(Stored data)
* * * *

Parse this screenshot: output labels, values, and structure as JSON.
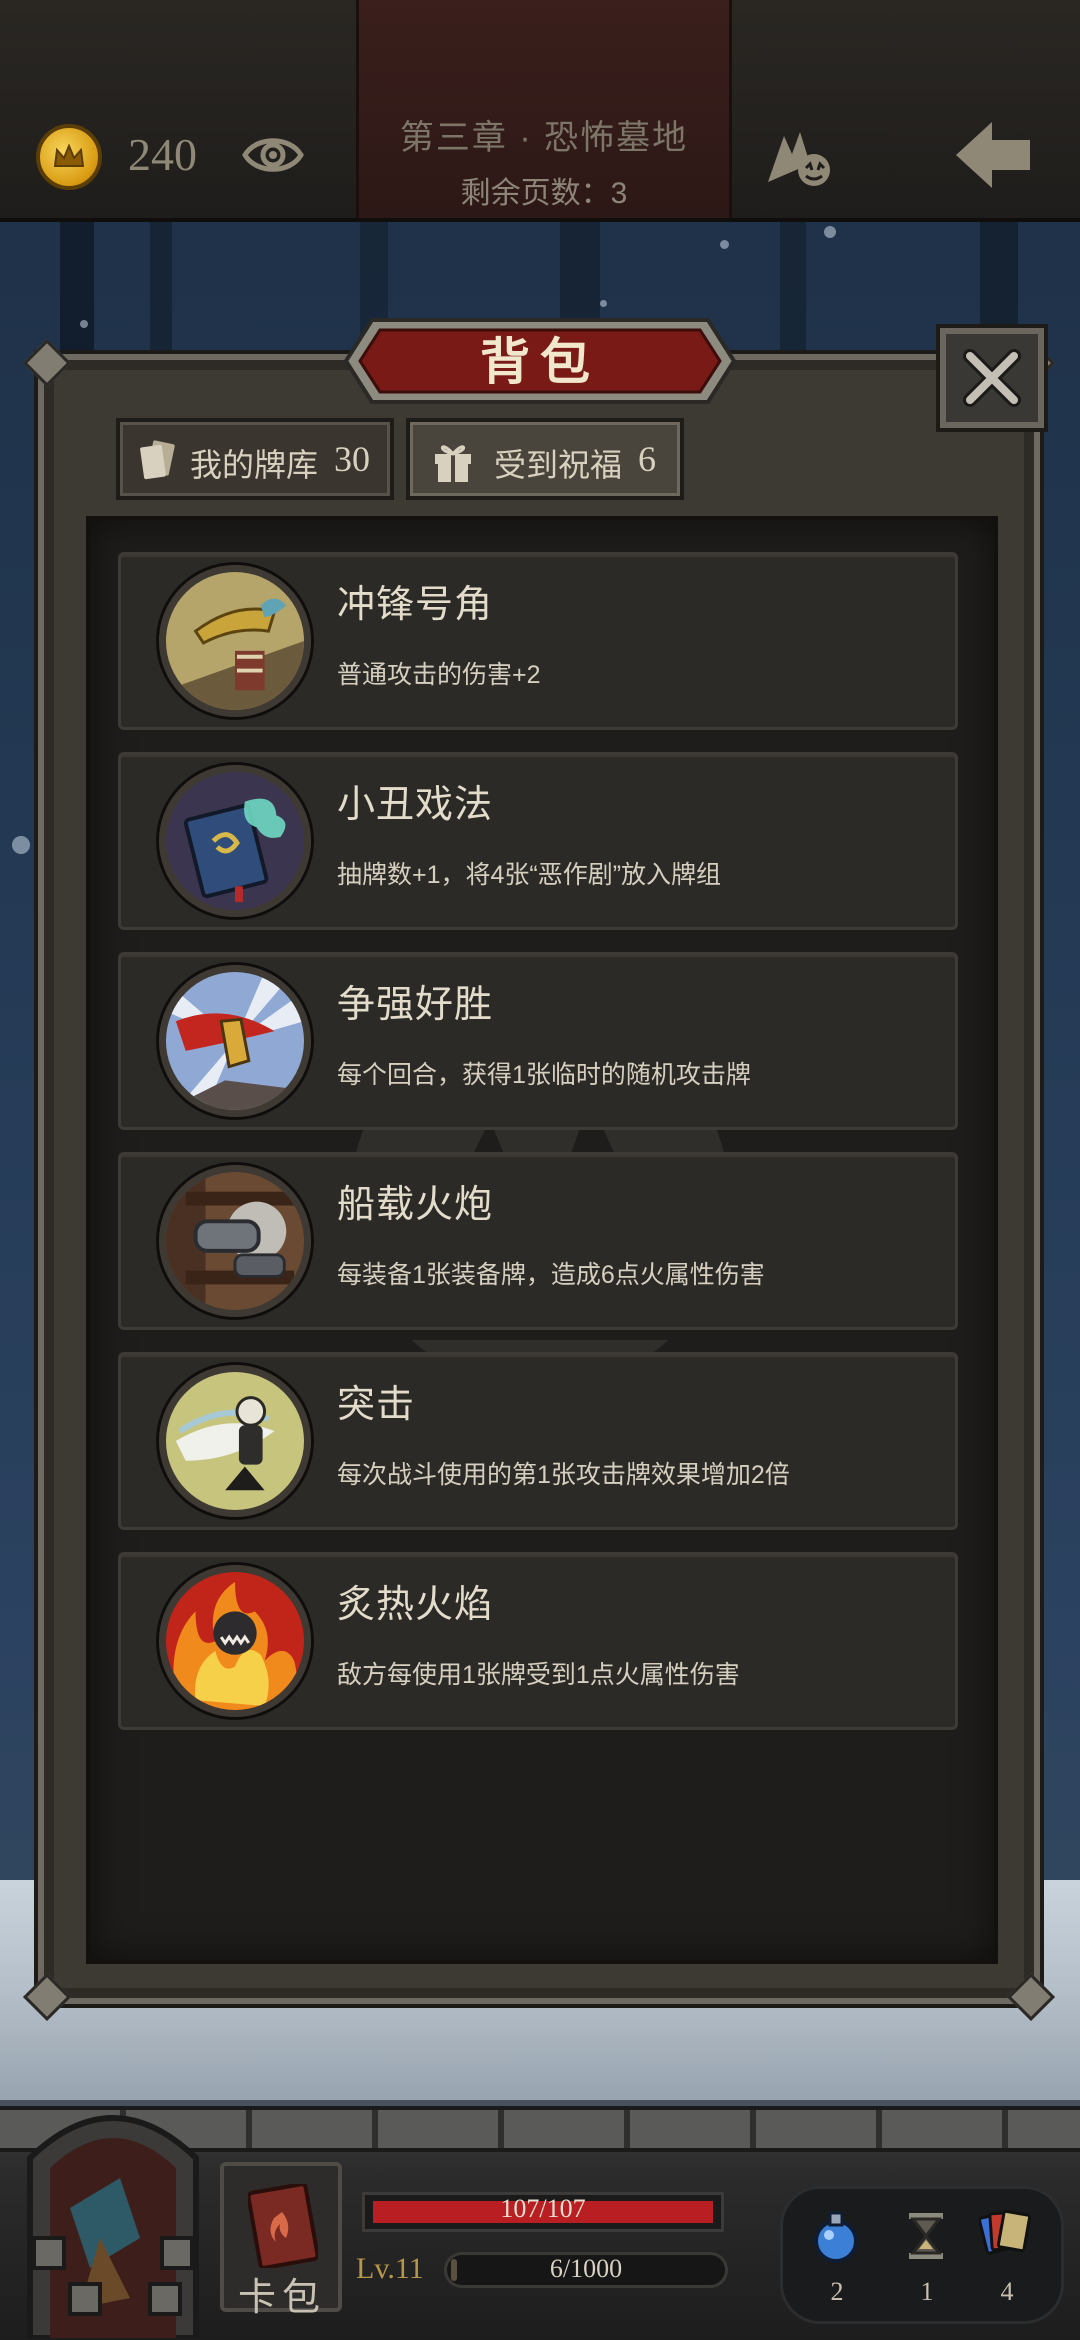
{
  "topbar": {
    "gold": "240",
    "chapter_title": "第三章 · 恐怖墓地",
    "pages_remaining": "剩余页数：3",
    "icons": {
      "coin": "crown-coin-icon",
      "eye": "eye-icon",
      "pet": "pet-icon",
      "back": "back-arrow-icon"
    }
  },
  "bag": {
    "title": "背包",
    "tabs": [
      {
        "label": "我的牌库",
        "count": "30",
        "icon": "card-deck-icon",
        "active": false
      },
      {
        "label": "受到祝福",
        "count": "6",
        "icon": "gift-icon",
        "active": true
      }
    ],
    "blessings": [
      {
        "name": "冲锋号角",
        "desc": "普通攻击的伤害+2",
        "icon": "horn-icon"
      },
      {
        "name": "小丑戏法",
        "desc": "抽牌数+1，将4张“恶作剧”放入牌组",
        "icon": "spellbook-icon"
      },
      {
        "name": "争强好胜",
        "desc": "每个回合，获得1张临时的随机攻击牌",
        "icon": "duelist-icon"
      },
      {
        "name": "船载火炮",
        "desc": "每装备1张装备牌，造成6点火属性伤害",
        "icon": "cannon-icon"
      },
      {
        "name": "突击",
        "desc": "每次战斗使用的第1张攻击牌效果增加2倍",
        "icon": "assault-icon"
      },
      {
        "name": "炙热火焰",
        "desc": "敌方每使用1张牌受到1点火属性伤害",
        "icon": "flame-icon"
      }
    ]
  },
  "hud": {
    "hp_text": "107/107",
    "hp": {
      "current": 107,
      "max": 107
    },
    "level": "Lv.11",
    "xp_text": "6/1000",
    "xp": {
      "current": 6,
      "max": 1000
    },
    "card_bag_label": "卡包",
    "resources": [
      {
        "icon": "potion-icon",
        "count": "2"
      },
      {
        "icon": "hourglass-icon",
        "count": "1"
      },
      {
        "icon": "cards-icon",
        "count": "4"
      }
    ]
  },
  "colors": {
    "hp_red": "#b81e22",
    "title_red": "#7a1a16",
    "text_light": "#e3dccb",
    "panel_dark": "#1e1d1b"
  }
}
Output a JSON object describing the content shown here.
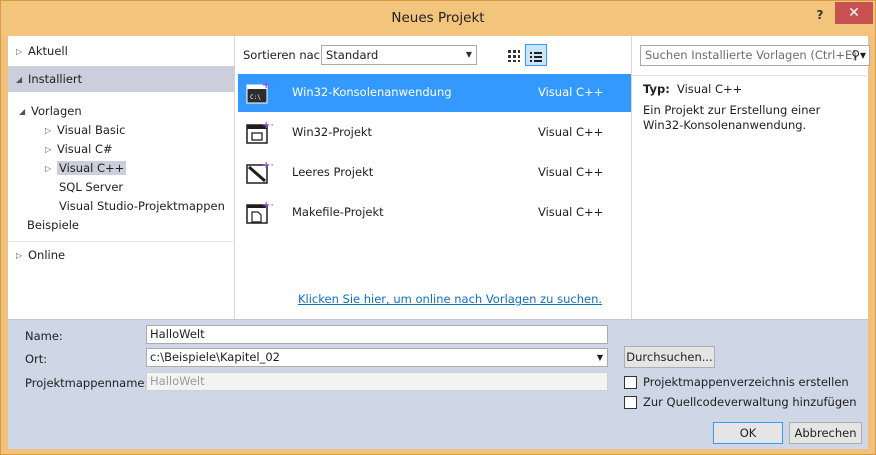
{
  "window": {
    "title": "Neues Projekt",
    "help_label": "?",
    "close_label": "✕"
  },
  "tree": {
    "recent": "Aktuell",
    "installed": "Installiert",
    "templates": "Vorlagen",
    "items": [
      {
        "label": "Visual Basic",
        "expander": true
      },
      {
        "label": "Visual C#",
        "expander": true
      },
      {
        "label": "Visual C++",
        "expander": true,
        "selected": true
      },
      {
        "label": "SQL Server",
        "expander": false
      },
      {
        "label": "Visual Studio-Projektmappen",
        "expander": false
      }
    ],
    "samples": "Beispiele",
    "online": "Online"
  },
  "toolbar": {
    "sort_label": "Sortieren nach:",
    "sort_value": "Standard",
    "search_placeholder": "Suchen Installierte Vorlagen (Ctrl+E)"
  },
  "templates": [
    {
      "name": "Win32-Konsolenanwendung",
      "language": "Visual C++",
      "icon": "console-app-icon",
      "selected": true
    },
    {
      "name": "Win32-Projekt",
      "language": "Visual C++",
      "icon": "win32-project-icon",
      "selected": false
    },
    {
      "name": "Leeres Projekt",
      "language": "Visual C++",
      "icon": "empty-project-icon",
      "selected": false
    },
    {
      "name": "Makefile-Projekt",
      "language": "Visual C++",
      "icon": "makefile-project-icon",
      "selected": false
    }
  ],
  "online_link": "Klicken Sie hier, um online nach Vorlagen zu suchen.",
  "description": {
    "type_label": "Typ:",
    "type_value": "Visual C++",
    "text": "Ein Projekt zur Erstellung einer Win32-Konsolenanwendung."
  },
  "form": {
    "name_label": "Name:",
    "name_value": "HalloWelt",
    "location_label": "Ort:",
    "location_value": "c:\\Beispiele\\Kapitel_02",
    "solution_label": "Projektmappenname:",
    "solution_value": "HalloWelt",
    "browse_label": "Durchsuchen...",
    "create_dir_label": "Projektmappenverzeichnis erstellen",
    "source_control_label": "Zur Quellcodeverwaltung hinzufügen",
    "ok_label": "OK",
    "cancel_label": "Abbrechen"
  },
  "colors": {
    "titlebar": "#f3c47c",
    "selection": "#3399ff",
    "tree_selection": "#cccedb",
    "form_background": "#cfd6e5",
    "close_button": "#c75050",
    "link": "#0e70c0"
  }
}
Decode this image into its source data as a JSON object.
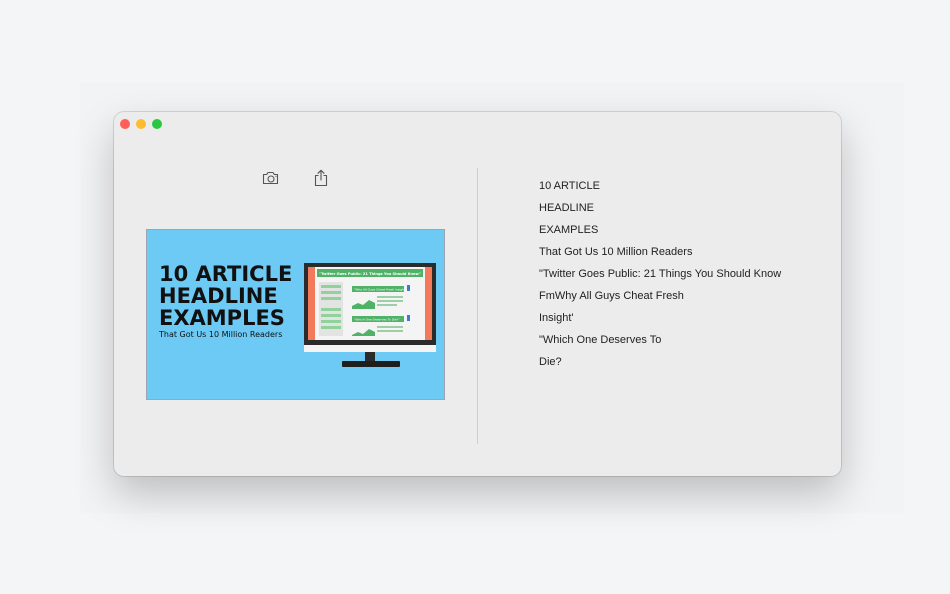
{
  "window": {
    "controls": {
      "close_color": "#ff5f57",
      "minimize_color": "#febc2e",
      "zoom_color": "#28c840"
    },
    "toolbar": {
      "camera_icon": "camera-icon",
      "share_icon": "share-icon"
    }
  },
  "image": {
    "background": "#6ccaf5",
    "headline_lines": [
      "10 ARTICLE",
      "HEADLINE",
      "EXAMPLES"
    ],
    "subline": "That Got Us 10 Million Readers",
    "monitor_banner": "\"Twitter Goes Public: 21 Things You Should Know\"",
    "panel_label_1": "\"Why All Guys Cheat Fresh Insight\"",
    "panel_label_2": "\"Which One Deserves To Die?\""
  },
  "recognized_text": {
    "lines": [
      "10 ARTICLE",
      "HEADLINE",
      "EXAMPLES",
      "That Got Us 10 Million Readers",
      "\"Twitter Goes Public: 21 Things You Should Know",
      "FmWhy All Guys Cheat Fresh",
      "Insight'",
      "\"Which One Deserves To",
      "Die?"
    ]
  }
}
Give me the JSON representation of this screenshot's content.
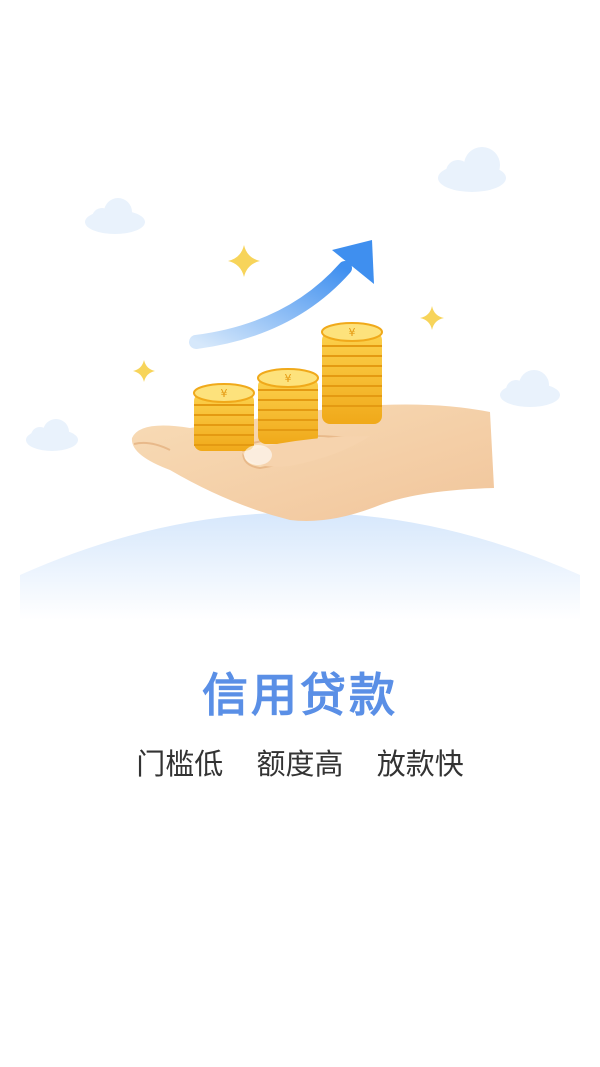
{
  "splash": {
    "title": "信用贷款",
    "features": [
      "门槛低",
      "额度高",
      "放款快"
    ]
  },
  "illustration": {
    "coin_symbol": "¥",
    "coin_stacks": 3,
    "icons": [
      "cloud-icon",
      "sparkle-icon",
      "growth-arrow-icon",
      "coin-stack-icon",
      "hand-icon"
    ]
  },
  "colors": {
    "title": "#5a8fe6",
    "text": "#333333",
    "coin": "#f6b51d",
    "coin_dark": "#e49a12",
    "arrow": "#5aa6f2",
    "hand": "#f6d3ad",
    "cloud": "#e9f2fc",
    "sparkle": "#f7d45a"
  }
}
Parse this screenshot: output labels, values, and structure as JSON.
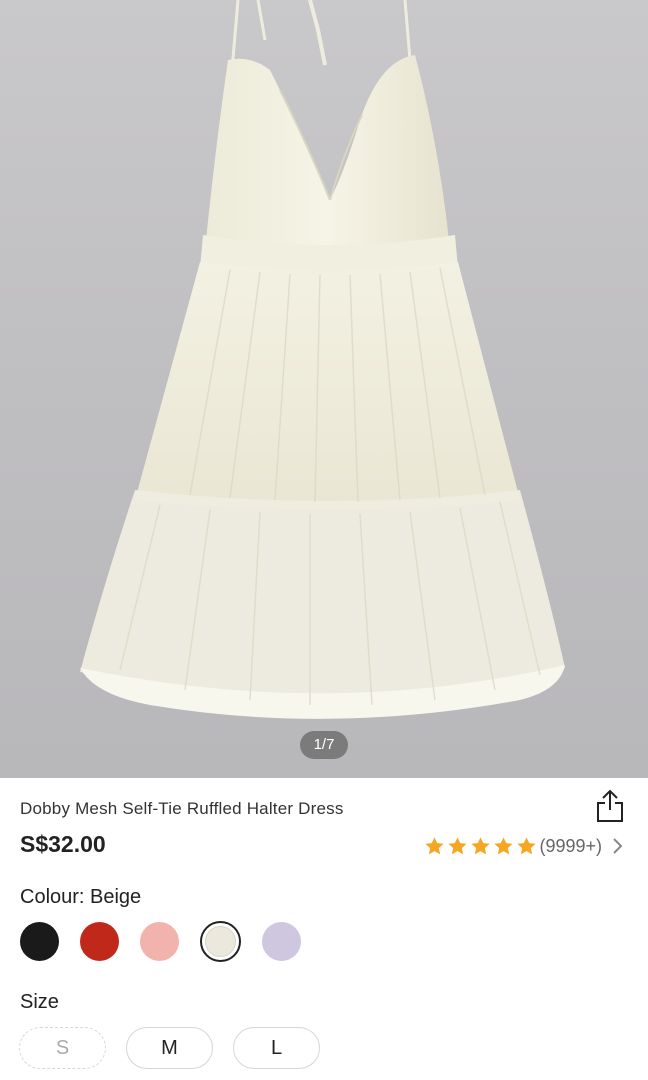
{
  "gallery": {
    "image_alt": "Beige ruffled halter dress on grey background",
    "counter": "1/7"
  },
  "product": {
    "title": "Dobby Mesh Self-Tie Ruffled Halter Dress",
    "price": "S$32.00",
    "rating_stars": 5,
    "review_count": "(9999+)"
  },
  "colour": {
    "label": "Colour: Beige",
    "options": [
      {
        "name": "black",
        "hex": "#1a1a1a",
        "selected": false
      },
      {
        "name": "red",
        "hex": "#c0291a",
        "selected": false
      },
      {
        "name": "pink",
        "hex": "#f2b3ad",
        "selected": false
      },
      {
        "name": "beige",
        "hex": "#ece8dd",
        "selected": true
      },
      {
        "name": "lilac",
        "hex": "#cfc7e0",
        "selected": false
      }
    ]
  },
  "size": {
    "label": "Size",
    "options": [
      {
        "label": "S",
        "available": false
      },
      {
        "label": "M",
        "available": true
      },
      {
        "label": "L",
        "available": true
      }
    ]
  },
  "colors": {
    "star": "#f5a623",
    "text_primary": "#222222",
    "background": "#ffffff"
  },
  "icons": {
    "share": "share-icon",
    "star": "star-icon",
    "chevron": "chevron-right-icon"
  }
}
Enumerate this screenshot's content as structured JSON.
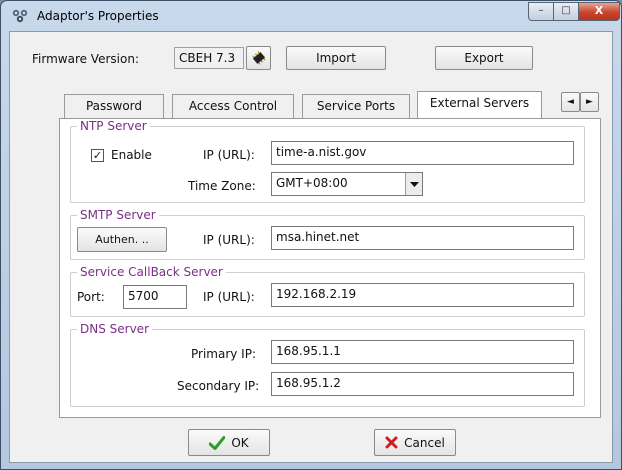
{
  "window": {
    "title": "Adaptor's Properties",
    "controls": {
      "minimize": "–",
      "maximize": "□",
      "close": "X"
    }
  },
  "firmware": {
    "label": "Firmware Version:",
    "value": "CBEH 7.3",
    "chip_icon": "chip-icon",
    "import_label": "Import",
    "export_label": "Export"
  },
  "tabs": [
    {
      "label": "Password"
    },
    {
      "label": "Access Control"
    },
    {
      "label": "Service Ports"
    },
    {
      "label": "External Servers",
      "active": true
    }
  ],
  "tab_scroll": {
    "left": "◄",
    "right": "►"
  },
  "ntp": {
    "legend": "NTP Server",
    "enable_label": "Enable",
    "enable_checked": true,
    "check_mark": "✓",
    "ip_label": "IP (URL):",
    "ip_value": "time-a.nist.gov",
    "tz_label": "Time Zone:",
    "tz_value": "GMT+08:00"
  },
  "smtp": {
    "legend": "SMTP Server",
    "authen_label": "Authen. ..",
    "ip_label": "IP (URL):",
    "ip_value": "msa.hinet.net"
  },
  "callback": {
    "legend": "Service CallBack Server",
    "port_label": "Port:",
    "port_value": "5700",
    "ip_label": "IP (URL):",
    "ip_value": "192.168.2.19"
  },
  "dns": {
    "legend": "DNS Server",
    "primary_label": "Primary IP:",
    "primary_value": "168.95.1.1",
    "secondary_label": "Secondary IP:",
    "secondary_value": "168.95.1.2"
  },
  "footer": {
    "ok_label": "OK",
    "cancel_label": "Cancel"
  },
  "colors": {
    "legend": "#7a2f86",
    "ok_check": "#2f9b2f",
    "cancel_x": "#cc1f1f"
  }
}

* * * *

Scan the entries above for the word "Million" and collect each line holding it.

■ TASK OUTPUT:
    "subline": "That Got Us 10 Million Readers",
      "That Got Us 10 Million Readers",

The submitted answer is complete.